--- Material provided ---

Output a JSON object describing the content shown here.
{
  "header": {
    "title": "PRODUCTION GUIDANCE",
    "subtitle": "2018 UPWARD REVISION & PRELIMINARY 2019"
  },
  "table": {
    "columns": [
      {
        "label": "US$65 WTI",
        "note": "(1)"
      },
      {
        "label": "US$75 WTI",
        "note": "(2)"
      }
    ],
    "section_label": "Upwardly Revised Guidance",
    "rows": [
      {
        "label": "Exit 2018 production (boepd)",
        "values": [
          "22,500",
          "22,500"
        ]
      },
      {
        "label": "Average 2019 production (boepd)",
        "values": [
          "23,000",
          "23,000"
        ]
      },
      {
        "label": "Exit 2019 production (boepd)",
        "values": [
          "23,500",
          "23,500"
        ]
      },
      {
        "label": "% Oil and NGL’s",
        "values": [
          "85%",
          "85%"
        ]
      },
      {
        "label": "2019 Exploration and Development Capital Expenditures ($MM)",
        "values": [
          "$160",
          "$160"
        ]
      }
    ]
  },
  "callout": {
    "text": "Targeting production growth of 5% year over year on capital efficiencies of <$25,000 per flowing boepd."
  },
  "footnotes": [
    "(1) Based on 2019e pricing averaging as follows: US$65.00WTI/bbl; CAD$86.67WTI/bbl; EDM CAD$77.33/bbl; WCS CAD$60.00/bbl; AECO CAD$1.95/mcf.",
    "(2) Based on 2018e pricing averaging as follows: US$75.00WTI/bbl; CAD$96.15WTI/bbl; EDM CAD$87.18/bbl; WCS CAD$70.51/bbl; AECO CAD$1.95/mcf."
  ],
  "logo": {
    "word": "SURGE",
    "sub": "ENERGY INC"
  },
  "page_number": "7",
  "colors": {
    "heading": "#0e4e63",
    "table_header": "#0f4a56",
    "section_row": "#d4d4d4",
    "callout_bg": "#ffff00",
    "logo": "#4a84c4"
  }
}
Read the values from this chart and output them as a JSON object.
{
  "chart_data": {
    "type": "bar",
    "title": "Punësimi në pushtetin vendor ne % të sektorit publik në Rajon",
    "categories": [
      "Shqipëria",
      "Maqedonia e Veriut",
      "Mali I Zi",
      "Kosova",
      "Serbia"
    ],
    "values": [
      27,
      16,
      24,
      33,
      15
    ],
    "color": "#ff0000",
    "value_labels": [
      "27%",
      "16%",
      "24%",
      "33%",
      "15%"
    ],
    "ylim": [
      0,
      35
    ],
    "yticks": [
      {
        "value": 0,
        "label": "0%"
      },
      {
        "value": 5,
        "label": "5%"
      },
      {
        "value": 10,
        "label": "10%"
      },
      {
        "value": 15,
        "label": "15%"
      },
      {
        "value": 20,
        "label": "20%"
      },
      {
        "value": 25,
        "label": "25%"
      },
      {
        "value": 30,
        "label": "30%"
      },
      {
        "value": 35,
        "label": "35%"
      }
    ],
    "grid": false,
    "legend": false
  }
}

---

Job
In the records above, collect each line with "pricing".

Exercise solution
    "(1) Based on 2019e pricing averaging as follows: US$65.00WTI/bbl; CAD$86.67WTI/bbl; EDM CAD$77.33/bbl; WCS CAD$60.00/bbl; AECO CAD$1.95/mcf.",
    "(2) Based on 2018e pricing averaging as follows: US$75.00WTI/bbl; CAD$96.15WTI/bbl; EDM CAD$87.18/bbl; WCS CAD$70.51/bbl; AECO CAD$1.95/mcf."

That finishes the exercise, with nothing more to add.